Scan the material and copy every line in which "JSON" appears.
<<<<
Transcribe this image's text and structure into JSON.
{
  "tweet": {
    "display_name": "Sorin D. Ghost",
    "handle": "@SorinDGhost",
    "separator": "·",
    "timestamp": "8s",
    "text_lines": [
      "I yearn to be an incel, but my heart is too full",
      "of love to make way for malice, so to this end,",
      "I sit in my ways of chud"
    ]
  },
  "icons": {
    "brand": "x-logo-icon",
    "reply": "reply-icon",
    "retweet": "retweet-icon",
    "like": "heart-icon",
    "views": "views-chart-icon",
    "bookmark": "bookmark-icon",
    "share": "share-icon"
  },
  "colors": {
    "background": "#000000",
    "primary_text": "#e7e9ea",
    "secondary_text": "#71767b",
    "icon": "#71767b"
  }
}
>>>>
<<<<
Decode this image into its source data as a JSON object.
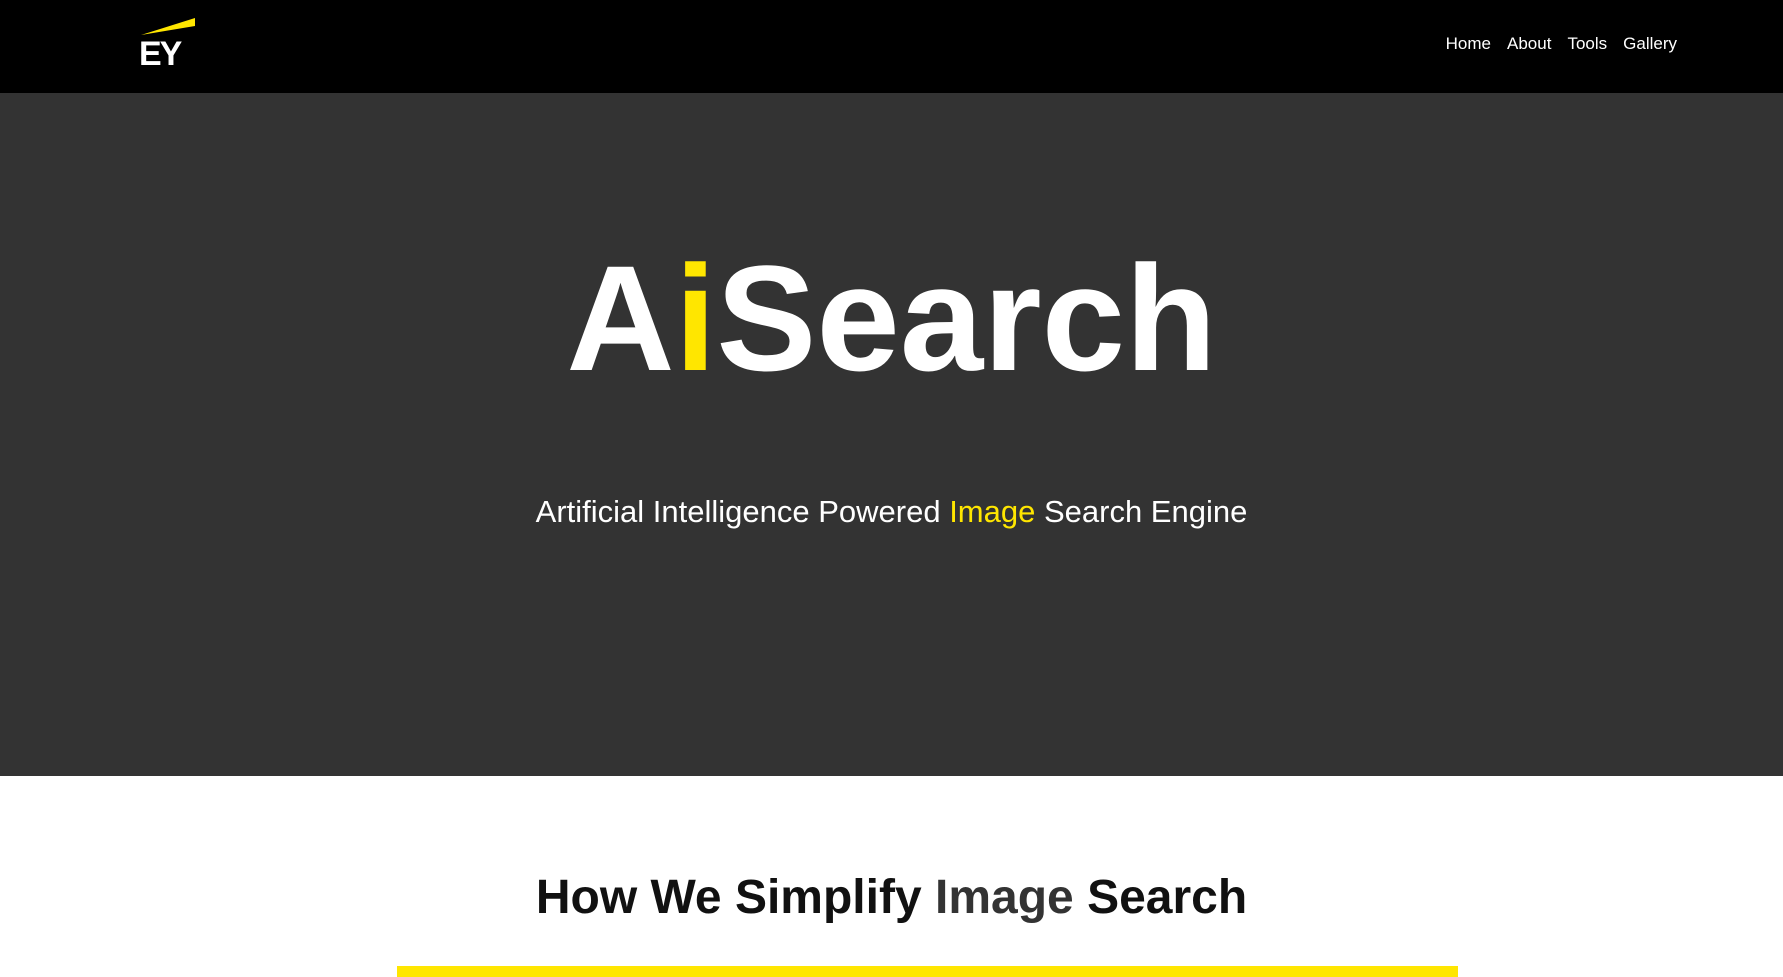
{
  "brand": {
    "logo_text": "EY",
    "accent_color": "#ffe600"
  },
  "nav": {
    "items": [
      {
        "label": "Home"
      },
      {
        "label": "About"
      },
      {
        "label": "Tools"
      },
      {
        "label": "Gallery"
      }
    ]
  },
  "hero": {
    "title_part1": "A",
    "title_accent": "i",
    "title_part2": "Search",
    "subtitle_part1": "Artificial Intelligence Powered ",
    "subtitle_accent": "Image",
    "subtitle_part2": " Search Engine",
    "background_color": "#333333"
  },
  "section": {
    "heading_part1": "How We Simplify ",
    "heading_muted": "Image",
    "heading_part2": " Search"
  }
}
>>>>
**WORKED SOLUTION**
Transcribe this image's text and structure into JSON.
Decode this image into its source data as a JSON object.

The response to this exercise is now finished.